— START OF The input —

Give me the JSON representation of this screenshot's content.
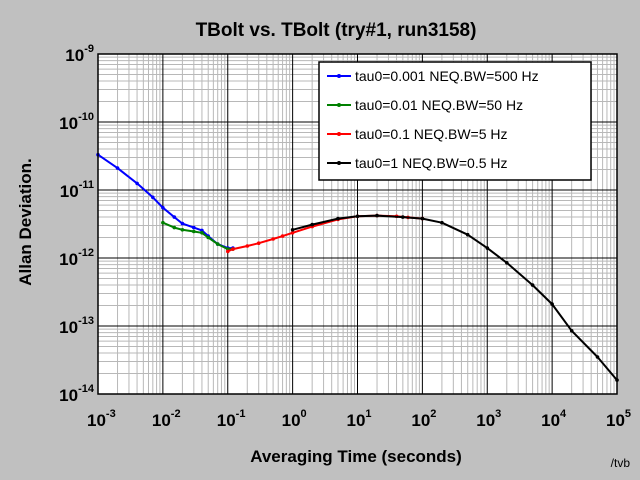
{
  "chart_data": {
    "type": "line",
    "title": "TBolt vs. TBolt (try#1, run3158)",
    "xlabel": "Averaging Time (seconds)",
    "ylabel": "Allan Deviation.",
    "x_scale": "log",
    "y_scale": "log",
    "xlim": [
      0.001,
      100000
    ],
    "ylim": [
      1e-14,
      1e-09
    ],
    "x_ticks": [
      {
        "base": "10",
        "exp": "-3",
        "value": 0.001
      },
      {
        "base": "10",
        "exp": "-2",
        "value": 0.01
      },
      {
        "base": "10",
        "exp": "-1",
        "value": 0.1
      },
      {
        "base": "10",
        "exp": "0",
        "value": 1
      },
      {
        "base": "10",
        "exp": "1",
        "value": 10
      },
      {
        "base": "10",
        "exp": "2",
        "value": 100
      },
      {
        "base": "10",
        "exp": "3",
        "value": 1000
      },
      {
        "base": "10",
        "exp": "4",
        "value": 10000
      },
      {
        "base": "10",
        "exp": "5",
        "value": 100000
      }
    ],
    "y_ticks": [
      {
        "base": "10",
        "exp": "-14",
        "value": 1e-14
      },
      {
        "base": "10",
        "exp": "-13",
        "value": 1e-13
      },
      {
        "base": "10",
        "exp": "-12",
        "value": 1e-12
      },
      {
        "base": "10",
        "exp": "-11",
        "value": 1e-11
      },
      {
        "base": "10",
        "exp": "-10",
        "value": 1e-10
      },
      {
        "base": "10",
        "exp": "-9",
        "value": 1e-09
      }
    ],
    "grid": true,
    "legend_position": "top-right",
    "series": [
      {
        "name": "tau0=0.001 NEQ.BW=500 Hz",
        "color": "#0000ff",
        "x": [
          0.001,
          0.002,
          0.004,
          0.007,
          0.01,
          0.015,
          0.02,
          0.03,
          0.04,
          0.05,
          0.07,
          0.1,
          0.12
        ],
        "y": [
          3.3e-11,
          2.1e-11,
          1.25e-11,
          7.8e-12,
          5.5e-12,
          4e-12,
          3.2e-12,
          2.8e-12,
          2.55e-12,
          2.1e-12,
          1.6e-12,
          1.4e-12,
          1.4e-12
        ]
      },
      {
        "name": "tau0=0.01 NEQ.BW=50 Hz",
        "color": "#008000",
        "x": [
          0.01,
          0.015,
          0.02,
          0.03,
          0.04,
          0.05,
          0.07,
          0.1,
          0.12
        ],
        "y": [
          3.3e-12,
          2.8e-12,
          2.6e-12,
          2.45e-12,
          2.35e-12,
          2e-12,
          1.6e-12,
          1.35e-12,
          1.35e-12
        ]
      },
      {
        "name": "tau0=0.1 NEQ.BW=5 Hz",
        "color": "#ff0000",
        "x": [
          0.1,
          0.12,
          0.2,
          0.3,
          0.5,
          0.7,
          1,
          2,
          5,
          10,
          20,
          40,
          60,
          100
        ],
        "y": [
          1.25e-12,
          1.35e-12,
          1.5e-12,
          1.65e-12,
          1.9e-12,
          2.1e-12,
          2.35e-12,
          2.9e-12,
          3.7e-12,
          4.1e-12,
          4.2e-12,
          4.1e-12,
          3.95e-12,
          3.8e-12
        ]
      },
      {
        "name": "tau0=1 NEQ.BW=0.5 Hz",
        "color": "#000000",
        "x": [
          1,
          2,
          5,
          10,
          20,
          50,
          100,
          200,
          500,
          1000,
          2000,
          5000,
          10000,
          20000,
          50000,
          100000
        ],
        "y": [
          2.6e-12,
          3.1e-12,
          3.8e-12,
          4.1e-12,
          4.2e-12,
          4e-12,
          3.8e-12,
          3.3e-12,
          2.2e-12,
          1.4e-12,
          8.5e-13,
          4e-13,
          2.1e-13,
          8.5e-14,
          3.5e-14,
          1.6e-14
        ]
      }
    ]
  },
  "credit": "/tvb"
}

— END OF The input —

• [Prompt] Gather every line containing the word "name" and copy it.

• [Final answer]
        "name": "tau0=0.001 NEQ.BW=500 Hz",
        "name": "tau0=0.01 NEQ.BW=50 Hz",
        "name": "tau0=0.1 NEQ.BW=5 Hz",
        "name": "tau0=1 NEQ.BW=0.5 Hz",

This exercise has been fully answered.